In the listing below, pick out lines with "المعروفة".

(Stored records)

------------------------

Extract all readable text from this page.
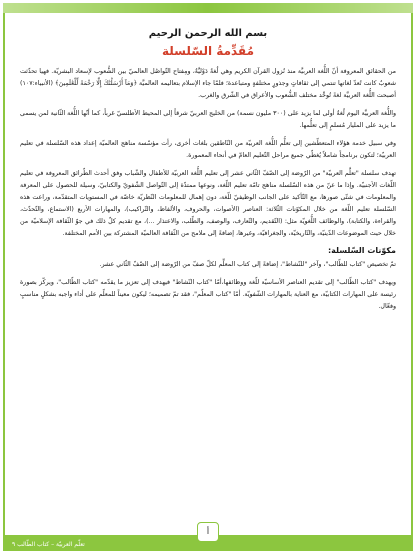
بسم الله الرحمن الرحيم
مُقَدِّمةُ السّلسلة

من الحقائق المعروفة أنّ اللُّغة العربيَّة منذ نُزول القرآن الكريم وهي لُغةٌ دَوْليَّةٌ، ومِفتاح التّواصُل العالميّ بين الشُّعوب لإسعاد البشريّة. فهيا تحدّثت شعوبٌ كانت تُعدّ لغاتها تنتمي إلى ثقافاتٍ وجذورٍ مختلفةٍ ومتباعدة؛ فلمّا جاء الإسلام بتعاليمه العالميَّة ﴿وَمَآ أَرْسَلْنَٰكَ إِلَّا رَحْمَةً لِّلْعَٰلَمِينَ﴾ (الأنبياء:١٠٧) أصبحت اللُّغة العربيَّة لغةً تُوحِّد مختلف الشُّعوب والأعراق في الشّرق والغرب.

واللُّغة العربيَّة اليوم لُغةٌ أولى لما يزيد على (٣٠٠ مليون نسمة) من الخليج العربيّ شرقاً إلى المحيط الأطلسيّ غرباً، كما أنّها اللُّغة الثّانية لمن يسمى ما يزيد على المليار مُسلمٍ إلى تعلُّمها.

وفي سبيل خدمة هؤلاء المتعطّشين إلى تعلُّم اللُّغة العربيّة من النّاطقين بلغات أخرى، رأت مؤسّسة مناهج العالميّة إعداد هذه السّلسلة في تعليم العربيّة؛ لتكون برنامجاً شاملاً يُغطّي جميع مراحل التّعليم العامّ في أنحاء المعمورة.

تهدف سلسلة "تعلَّم العربيّة" من الرّوضة إلى الصّفّ الثّاني عشر إلى تعليم اللُّغة العربيّة للأطفال والشّباب وفق أحدث الطّرائق المعروفة في تعليم اللّغات الأجنبيّة. وإذا ما عنّ من هذه السّلسلة مناهج تامّة تعليم اللّغة، ونوعها ممتدّة إلى التّواصل الشّفويّ والكتابيّ، وسيلة للحصول على المعرفة والمعلومات في شتّى صورها، مع التّأكيد على الجانب الوظيفيّ للّغة، دون إهمال للمعلومات النّظريّة خاصّة في المستويات المتقدّمة، وراعت هذه السّلسلة تعليم اللّغة من خلال المكوّنات الثّلاثة: العناصر (الأصوات، والحروف، والألفاظ، والتّراكيب)، والمهارات الأربع (الاستماع، والتّحدّث، والقراءة، والكتابة)، والوظائف اللُّغويّة مثل: (التّقديم، والتّعارف، والوصف، والطّلب، والاعتذار ...)، مع تقديم كلّ ذلك في جوّ الثّقافة الإسلاميّة من خلال حيث الموضوعات الدّينيّة، والتّاريخيّة، والجغرافيّة، وغيرها، إضافةً إلى ملامح من الثّقافة العالميّة المشتركة بين الأمم المختلفة.

مكوّنات السّلسلة:

تمّ تخصيص "كتاب للطّالب"، وآخر "للنّشاط"، إضافةً إلى كتاب المعلِّم لكلّ صفّ من الرّوضة إلى الصّفّ الثّاني عشر.

ويهدف "كتاب الطّالب" إلى تقديم العناصر الأساسيّة للّغة ووظائفها،أمّا "كتاب النّشاط" فيهدف إلى تعزيز ما يقدّمه "كتاب الطّالب"، ويركّز بصورة رئيسة على المهارات الكتابيّة، مع العناية بالمهارات الشّفويّة. أمّا "كتاب المعلّم"، فقد تمّ تصميمه؛ ليكون معيناً للمعلّم على أداء واجبه بشكلٍ مناسبٍ وفعّال.

تعلّم العربيّة – كتاب الطّالب ٩
أ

------------------------

*Response to this exercise*:
من الحقائق المعروفة أنّ اللُّغة العربيَّة منذ نُزول القرآن الكريم وهي لُغةٌ دَوْليَّةٌ، ومِفتاح التّواصُل العالميّ بين الشُّعوب لإسعاد البشريّة. فهيا تحدّثت شعوبٌ كانت تُعدّ لغاتها تنتمي إلى ثقافاتٍ وجذورٍ مختلفةٍ ومتباعدة؛ فلمّا جاء الإسلام بتعاليمه العالميَّة ﴿وَمَآ أَرْسَلْنَٰكَ إِلَّا رَحْمَةً لِّلْعَٰلَمِينَ﴾ (الأنبياء:١٠٧) أصبحت اللُّغة العربيَّة لغةً تُوحِّد مختلف الشُّعوب والأعراق في الشّرق والغرب.
تهدف سلسلة "تعلَّم العربيّة" من الرّوضة إلى الصّفّ الثّاني عشر إلى تعليم اللُّغة العربيّة للأطفال والشّباب وفق أحدث الطّرائق المعروفة في تعليم اللّغات الأجنبيّة. وإذا ما عنّ من هذه السّلسلة مناهج تامّة تعليم اللّغة، ونوعها ممتدّة إلى التّواصل الشّفويّ والكتابيّ، وسيلة للحصول على المعرفة والمعلومات في شتّى صورها، مع التّأكيد على الجانب الوظيفيّ للّغة، دون إهمال للمعلومات النّظريّة خاصّة في المستويات المتقدّمة، وراعت هذه السّلسلة تعليم اللّغة من خلال المكوّنات الثّلاثة: العناصر (الأصوات، والحروف، والألفاظ، والتّراكيب)، والمهارات الأربع (الاستماع، والتّحدّث، والقراءة، والكتابة)، والوظائف اللُّغويّة مثل: (التّقديم، والتّعارف، والوصف، والطّلب، والاعتذار ...)، مع تقديم كلّ ذلك في جوّ الثّقافة الإسلاميّة من خلال حيث الموضوعات الدّينيّة، والتّاريخيّة، والجغرافيّة، وغيرها، إضافةً إلى ملامح من الثّقافة العالميّة المشتركة بين الأمم المختلفة.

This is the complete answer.